Show all lines holding "délivrance".

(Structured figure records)

▬▬▬▬▬▬▬▬▬▬

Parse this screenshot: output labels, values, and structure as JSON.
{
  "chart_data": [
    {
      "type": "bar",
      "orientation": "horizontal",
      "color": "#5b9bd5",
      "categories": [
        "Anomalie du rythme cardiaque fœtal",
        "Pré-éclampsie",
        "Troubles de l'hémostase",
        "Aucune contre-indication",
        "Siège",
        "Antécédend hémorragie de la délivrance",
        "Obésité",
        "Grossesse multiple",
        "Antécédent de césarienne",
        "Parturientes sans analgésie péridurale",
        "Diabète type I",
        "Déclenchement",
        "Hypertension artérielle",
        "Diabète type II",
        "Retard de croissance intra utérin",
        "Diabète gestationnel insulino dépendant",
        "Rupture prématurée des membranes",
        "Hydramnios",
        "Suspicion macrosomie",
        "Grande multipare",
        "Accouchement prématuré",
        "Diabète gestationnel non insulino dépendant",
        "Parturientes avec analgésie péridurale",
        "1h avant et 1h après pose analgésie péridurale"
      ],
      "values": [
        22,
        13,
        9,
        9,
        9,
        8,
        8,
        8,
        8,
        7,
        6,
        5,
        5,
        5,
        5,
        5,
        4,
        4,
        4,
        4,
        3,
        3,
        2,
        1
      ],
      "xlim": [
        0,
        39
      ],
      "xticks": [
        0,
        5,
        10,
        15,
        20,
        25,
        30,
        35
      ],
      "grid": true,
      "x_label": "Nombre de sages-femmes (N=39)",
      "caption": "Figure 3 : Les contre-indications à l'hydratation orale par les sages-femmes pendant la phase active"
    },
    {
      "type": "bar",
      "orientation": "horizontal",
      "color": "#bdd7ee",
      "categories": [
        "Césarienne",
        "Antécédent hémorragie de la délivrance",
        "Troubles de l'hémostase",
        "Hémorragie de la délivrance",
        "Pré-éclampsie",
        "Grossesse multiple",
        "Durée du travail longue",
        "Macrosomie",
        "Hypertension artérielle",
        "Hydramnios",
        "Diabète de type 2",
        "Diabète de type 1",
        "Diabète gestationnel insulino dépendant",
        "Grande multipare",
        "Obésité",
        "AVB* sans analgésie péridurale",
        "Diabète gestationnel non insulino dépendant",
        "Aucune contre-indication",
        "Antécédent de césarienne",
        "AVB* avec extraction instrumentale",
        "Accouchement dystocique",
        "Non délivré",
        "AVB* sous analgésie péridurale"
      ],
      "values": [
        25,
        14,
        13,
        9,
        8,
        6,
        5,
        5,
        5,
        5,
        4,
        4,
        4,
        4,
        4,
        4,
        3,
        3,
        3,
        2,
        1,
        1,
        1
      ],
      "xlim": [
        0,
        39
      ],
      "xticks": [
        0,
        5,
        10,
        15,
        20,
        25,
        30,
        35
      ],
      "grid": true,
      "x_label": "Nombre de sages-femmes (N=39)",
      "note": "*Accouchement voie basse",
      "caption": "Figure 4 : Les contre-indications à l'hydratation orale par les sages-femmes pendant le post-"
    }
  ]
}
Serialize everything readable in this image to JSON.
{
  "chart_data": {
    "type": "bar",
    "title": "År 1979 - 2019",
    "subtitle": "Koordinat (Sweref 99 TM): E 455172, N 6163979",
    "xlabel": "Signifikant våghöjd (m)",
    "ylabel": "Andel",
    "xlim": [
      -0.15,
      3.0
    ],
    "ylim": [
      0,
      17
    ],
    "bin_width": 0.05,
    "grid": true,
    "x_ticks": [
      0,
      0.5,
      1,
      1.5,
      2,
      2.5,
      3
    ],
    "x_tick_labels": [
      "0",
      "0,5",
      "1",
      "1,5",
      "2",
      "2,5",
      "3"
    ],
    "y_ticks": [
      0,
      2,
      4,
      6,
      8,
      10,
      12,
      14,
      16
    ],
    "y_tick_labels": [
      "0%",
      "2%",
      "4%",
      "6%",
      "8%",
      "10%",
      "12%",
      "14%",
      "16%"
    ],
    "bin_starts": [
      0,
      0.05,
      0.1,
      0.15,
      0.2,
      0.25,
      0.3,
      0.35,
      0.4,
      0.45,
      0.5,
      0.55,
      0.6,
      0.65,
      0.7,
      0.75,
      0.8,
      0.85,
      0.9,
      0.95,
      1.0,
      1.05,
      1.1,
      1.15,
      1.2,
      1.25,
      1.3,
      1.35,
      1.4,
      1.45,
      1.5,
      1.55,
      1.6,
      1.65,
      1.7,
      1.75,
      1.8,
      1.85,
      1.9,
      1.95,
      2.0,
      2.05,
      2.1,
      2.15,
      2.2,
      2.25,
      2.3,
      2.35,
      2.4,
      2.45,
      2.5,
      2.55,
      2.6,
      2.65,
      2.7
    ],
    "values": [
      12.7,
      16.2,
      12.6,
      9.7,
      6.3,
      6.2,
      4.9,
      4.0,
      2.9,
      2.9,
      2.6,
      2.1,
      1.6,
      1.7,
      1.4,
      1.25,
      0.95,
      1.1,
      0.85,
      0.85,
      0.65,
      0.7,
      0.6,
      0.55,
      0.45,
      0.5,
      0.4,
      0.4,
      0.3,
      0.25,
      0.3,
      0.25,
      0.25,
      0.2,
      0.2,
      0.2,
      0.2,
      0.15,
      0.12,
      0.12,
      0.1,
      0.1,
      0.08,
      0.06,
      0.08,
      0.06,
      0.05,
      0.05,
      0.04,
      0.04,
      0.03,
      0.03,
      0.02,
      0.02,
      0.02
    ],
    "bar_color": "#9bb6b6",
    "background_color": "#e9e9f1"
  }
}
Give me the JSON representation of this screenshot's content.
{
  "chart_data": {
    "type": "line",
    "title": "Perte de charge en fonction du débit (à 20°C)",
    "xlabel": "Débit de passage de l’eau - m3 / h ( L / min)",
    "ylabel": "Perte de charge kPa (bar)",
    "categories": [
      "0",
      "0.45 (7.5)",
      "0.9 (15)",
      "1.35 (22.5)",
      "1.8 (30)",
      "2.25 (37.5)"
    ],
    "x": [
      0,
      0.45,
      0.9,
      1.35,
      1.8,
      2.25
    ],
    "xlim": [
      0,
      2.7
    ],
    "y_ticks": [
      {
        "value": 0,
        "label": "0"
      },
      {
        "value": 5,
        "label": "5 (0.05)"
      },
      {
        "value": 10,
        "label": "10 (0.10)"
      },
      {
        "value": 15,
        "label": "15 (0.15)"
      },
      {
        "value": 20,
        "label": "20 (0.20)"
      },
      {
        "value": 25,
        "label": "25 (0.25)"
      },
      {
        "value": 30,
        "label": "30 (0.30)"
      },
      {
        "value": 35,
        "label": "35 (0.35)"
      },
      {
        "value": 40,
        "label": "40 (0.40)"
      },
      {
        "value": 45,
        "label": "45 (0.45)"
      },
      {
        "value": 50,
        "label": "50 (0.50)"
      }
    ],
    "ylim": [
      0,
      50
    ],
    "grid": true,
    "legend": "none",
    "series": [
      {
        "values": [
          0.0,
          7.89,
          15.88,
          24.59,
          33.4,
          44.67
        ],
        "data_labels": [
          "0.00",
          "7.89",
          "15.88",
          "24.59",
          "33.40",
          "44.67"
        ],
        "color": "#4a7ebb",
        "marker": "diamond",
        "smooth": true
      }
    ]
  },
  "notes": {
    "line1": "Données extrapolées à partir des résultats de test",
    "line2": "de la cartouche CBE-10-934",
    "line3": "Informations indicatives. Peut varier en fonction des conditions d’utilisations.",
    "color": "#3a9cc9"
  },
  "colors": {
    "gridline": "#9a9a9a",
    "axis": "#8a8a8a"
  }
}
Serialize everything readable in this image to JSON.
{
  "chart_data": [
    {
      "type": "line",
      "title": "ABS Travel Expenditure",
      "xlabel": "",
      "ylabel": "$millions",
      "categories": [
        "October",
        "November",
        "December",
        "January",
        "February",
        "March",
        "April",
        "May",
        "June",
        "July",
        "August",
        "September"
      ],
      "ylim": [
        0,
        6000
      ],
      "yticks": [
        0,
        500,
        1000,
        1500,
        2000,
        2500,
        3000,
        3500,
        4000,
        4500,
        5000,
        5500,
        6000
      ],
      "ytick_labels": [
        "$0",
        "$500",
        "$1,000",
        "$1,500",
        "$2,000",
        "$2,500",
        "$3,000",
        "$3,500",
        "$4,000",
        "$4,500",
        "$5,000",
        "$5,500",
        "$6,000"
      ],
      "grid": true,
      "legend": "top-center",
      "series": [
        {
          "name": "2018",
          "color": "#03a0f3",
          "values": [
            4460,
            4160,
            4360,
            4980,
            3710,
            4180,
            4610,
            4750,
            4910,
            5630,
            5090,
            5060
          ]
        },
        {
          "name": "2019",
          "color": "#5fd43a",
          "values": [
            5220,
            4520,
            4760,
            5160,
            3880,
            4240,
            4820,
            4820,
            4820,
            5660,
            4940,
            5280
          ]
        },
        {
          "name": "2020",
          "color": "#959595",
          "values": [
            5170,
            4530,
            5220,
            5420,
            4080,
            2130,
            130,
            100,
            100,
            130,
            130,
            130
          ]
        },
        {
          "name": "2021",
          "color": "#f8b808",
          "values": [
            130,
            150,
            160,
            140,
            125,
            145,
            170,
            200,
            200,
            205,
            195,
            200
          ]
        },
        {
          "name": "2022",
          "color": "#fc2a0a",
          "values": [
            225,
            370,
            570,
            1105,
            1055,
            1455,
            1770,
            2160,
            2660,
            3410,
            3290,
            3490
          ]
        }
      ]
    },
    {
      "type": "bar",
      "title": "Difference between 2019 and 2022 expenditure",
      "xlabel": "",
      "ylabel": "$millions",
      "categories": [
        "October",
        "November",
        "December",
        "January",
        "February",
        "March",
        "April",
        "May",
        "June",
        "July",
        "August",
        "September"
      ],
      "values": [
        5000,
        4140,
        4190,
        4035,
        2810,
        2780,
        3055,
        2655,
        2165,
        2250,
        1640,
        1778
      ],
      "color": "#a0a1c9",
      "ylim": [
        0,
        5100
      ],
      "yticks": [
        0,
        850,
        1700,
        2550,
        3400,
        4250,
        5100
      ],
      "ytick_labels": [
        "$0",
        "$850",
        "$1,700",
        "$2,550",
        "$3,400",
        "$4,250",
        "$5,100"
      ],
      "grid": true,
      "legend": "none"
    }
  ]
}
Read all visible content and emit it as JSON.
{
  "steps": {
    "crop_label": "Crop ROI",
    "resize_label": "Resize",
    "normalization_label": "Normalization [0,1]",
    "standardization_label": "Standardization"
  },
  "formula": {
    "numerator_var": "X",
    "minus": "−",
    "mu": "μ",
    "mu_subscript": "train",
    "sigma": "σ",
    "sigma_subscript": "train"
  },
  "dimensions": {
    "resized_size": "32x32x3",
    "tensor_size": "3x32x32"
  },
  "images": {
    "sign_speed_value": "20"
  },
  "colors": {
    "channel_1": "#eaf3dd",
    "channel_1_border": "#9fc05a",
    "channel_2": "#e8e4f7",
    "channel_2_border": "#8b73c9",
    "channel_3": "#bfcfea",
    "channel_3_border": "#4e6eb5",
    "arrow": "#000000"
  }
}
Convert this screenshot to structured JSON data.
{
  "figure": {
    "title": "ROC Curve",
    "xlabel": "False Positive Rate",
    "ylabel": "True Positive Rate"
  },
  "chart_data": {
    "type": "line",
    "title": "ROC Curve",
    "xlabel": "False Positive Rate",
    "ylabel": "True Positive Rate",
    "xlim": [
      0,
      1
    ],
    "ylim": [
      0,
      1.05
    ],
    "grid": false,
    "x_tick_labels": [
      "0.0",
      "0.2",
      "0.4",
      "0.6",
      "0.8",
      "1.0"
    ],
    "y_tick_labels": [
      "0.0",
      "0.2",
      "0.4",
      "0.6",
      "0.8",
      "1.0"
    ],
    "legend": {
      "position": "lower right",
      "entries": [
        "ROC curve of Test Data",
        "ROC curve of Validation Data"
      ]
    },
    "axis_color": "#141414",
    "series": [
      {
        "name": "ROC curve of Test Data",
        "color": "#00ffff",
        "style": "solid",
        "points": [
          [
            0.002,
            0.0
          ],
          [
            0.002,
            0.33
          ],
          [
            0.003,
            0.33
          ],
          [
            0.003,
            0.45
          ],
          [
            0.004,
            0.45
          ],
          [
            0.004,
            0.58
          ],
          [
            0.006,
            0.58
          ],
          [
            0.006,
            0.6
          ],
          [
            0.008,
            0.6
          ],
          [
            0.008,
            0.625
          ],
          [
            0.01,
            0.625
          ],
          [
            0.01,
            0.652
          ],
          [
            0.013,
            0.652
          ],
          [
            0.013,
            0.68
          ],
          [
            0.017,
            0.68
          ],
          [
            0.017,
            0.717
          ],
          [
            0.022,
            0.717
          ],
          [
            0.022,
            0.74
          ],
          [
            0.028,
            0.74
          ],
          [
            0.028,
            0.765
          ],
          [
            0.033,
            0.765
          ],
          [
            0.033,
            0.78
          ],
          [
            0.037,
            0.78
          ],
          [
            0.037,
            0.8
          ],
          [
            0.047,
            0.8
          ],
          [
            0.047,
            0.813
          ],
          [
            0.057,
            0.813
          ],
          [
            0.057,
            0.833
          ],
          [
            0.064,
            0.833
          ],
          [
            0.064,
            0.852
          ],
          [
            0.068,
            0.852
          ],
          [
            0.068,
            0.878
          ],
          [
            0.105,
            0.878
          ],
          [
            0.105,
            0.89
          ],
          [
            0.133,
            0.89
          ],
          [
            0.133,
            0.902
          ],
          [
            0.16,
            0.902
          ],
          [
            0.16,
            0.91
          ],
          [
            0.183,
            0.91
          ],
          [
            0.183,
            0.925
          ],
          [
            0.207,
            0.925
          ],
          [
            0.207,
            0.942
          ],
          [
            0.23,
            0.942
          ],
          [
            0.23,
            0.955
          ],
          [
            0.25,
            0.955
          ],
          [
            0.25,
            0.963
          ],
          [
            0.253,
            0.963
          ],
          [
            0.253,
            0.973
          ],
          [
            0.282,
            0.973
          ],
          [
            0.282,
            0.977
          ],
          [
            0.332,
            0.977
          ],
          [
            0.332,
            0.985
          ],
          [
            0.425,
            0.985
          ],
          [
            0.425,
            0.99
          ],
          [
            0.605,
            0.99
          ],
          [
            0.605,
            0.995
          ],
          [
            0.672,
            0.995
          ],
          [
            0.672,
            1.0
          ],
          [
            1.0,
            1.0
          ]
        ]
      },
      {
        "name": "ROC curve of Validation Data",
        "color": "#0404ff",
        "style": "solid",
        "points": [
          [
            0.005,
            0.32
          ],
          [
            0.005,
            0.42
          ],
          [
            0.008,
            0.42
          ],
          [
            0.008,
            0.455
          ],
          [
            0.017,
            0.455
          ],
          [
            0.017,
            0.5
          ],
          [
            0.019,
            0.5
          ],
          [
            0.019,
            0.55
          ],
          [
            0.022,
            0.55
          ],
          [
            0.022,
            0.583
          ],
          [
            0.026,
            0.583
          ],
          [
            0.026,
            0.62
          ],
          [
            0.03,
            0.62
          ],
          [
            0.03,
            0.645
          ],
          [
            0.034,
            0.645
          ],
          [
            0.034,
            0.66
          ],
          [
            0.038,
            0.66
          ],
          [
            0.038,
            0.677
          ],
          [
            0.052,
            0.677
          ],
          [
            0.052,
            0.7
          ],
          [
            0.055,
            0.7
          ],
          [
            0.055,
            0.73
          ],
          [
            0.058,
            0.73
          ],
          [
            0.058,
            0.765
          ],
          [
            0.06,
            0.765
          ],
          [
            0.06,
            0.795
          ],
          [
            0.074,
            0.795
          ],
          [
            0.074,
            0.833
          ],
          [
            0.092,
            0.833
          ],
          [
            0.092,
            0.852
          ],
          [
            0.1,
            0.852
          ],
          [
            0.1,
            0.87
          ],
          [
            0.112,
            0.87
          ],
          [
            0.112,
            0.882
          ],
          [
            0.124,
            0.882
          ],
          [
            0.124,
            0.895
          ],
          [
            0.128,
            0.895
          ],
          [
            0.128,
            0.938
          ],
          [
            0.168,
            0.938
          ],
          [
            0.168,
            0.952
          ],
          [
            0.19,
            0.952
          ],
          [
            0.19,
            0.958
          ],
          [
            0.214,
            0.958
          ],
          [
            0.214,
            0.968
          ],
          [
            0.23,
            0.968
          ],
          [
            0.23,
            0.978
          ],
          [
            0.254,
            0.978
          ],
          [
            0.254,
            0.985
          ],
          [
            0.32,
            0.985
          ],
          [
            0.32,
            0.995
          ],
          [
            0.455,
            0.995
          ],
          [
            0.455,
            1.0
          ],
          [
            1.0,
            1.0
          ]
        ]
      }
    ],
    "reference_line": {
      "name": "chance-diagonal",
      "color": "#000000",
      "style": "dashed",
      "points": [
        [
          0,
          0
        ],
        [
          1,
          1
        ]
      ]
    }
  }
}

▬▬▬▬▬▬▬▬▬▬

### RESPONSE TO THE TASK
        "Antécédend hémorragie de la délivrance",
        "Antécédent hémorragie de la délivrance",
        "Hémorragie de la délivrance",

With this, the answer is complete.